Written exercise: Return the listing below verbatim. Pictures do not belong in the copy.

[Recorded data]
=====

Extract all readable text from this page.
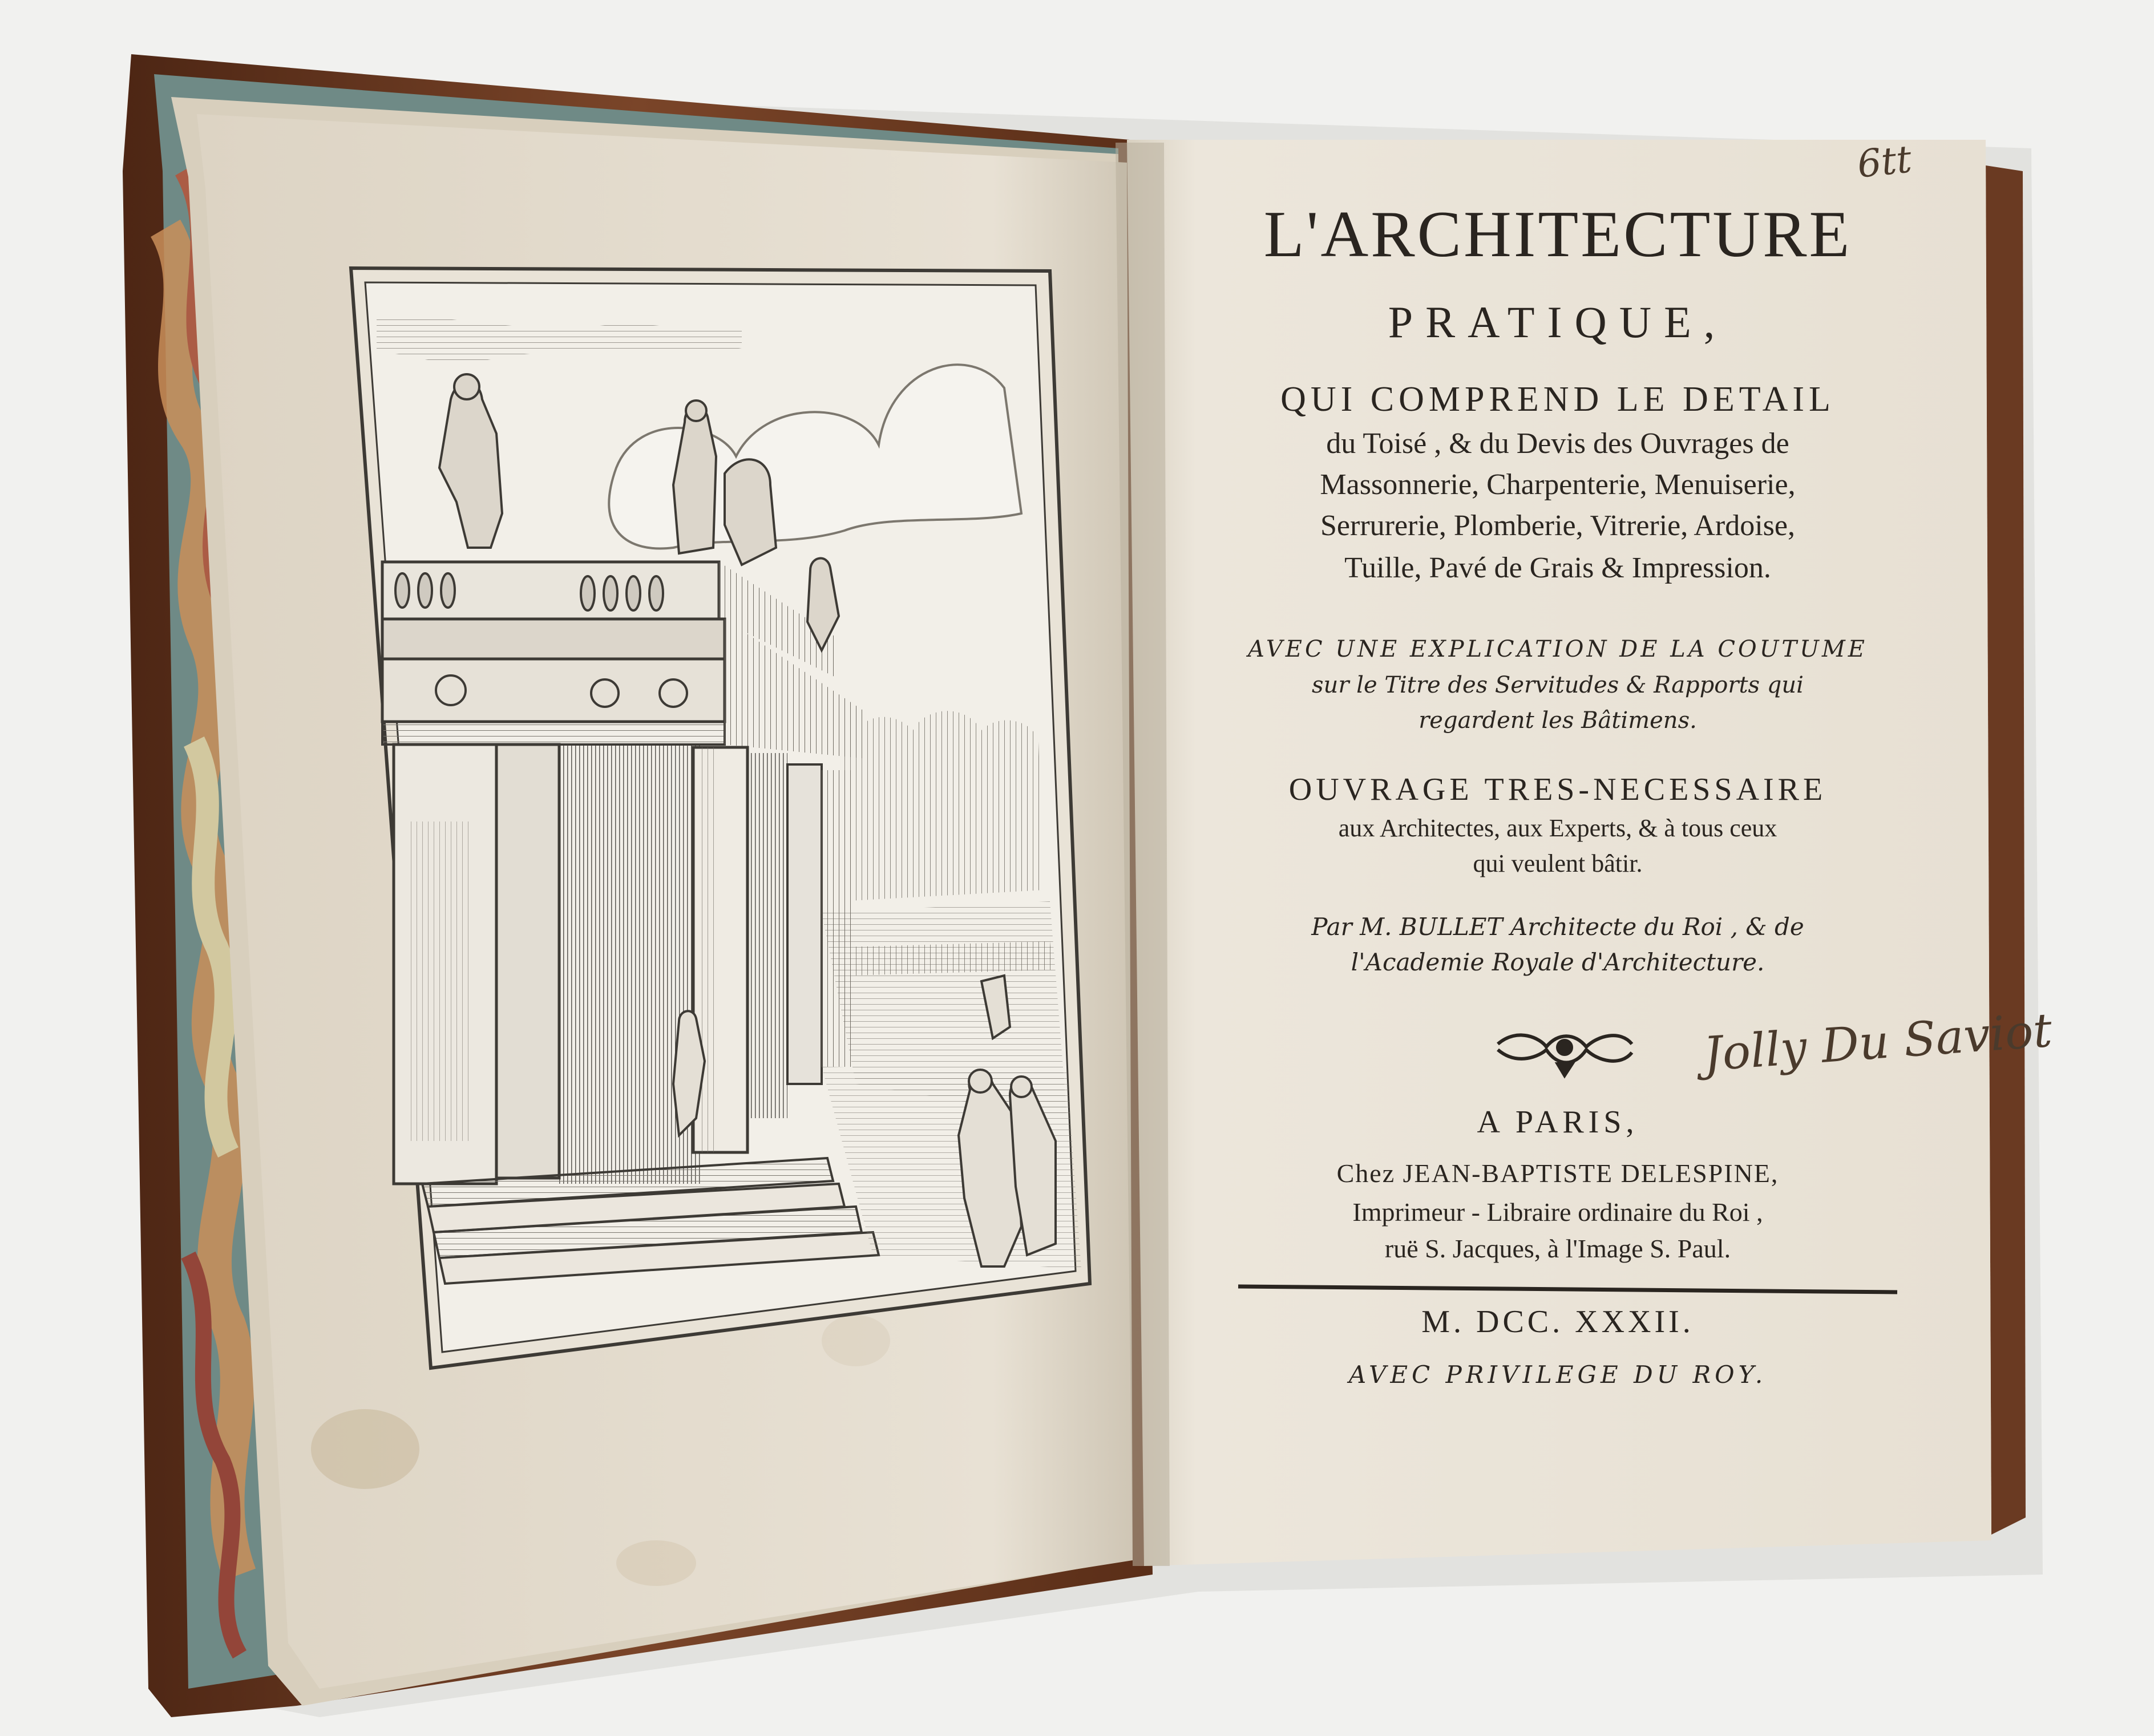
L'ARCHITECTURE
PRATIQUE,
QUI COMPREND LE DETAIL
du Toisé , & du Devis des Ouvrages de
Massonnerie, Charpenterie, Menuiserie,
Serrurerie, Plomberie, Vitrerie, Ardoise,
Tuille, Pavé de Grais & Impression.
AVEC UNE EXPLICATION DE LA COUTUME
sur le Titre des Servitudes & Rapports qui
regardent les Bâtimens.
OUVRAGE TRES-NECESSAIRE
aux Architectes, aux Experts, & à tous ceux
qui veulent bâtir.
Par M. BULLET Architecte du Roi , & de
l'Academie Royale d'Architecture.
A PARIS,
Chez JEAN-BAPTISTE DELESPINE,
Imprimeur - Libraire ordinaire du Roi ,
ruë S. Jacques, à l'Image S. Paul.
M. DCC. XXXII.
AVEC PRIVILEGE DU ROY.
Jolly Du Saviot
6tt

=====

Full output:
Extract all readable text from this page.
L'ARCHITECTURE
PRATIQUE,
QUI COMPREND LE DETAIL
du Toisé , & du Devis des Ouvrages de
Massonnerie, Charpenterie, Menuiserie,
Serrurerie, Plomberie, Vitrerie, Ardoise,
Tuille, Pavé de Grais & Impression.
AVEC UNE EXPLICATION DE LA COUTUME
sur le Titre des Servitudes & Rapports qui
regardent les Bâtimens.
OUVRAGE TRES-NECESSAIRE
aux Architectes, aux Experts, & à tous ceux
qui veulent bâtir.
Par M. BULLET Architecte du Roi , & de
l'Academie Royale d'Architecture.
A PARIS,
Chez JEAN-BAPTISTE DELESPINE,
Imprimeur - Libraire ordinaire du Roi ,
ruë S. Jacques, à l'Image S. Paul.
M. DCC. XXXII.
AVEC PRIVILEGE DU ROY.
Jolly Du Saviot
6tt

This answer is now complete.